* [What needs to be done] Write out every entry exactly as it appears.

(Records)

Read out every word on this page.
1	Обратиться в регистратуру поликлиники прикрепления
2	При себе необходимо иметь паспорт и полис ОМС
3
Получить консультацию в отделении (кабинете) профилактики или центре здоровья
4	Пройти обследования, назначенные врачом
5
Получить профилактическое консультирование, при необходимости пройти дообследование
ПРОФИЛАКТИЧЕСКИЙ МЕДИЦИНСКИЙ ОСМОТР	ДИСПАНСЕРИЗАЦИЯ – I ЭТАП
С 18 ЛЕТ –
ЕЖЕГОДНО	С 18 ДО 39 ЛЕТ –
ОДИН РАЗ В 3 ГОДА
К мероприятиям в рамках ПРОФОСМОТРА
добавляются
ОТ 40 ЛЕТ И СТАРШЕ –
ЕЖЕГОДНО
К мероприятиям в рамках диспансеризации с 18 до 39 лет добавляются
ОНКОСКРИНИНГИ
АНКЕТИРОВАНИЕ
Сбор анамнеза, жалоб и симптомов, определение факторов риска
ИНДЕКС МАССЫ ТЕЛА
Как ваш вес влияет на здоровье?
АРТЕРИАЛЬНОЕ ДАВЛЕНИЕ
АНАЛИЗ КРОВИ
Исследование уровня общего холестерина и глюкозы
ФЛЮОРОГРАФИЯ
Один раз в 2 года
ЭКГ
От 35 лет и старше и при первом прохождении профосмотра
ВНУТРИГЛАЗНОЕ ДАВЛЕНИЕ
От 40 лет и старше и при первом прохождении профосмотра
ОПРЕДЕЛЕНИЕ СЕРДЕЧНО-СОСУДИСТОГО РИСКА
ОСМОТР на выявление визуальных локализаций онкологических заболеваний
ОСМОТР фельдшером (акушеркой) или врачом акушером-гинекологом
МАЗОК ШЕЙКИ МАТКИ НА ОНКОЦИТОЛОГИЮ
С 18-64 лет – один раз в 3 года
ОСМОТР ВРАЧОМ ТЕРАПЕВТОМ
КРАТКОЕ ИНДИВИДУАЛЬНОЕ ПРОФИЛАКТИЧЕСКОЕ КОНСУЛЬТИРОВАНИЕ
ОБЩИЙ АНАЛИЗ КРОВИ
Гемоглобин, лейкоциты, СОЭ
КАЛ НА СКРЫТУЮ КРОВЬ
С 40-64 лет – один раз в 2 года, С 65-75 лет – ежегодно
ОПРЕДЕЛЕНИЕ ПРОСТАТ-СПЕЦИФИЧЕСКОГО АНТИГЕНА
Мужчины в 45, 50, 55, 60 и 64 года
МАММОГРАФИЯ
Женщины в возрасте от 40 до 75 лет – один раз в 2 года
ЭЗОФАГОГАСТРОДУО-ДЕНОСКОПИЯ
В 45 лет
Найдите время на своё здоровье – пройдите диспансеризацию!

* [Output for this task]
Read out every word on this page.
1	Обратиться в регистратуру поликлиники прикрепления
2	При себе необходимо иметь паспорт и полис ОМС
3
Получить консультацию в отделении (кабинете) профилактики или центре здоровья
4	Пройти обследования, назначенные врачом
5
Получить профилактическое консультирование, при необходимости пройти дообследование
ПРОФИЛАКТИЧЕСКИЙ МЕДИЦИНСКИЙ ОСМОТР	ДИСПАНСЕРИЗАЦИЯ – I ЭТАП
С 18 ЛЕТ –
ЕЖЕГОДНО	С 18 ДО 39 ЛЕТ –
ОДИН РАЗ В 3 ГОДА
К мероприятиям в рамках ПРОФОСМОТРА
добавляются
ОТ 40 ЛЕТ И СТАРШЕ –
ЕЖЕГОДНО
К мероприятиям в рамках диспансеризации с 18 до 39 лет добавляются
ОНКОСКРИНИНГИ
АНКЕТИРОВАНИЕ
Сбор анамнеза, жалоб и симптомов, определение факторов риска
ИНДЕКС МАССЫ ТЕЛА
Как ваш вес влияет на здоровье?
АРТЕРИАЛЬНОЕ ДАВЛЕНИЕ
АНАЛИЗ КРОВИ
Исследование уровня общего холестерина и глюкозы
ФЛЮОРОГРАФИЯ
Один раз в 2 года
ЭКГ
От 35 лет и старше и при первом прохождении профосмотра
ВНУТРИГЛАЗНОЕ ДАВЛЕНИЕ
От 40 лет и старше и при первом прохождении профосмотра
ОПРЕДЕЛЕНИЕ СЕРДЕЧНО-СОСУДИСТОГО РИСКА
ОСМОТР на выявление визуальных локализаций онкологических заболеваний
ОСМОТР фельдшером (акушеркой) или врачом акушером-гинекологом
МАЗОК ШЕЙКИ МАТКИ НА ОНКОЦИТОЛОГИЮ
С 18-64 лет – один раз в 3 года
ОСМОТР ВРАЧОМ ТЕРАПЕВТОМ
КРАТКОЕ ИНДИВИДУАЛЬНОЕ ПРОФИЛАКТИЧЕСКОЕ КОНСУЛЬТИРОВАНИЕ
ОБЩИЙ АНАЛИЗ КРОВИ
Гемоглобин, лейкоциты, СОЭ
КАЛ НА СКРЫТУЮ КРОВЬ
С 40-64 лет – один раз в 2 года, С 65-75 лет – ежегодно
ОПРЕДЕЛЕНИЕ ПРОСТАТ-СПЕЦИФИЧЕСКОГО АНТИГЕНА
Мужчины в 45, 50, 55, 60 и 64 года
МАММОГРАФИЯ
Женщины в возрасте от 40 до 75 лет – один раз в 2 года
ЭЗОФАГОГАСТРОДУО-ДЕНОСКОПИЯ
В 45 лет
Найдите время на своё здоровье – пройдите диспансеризацию!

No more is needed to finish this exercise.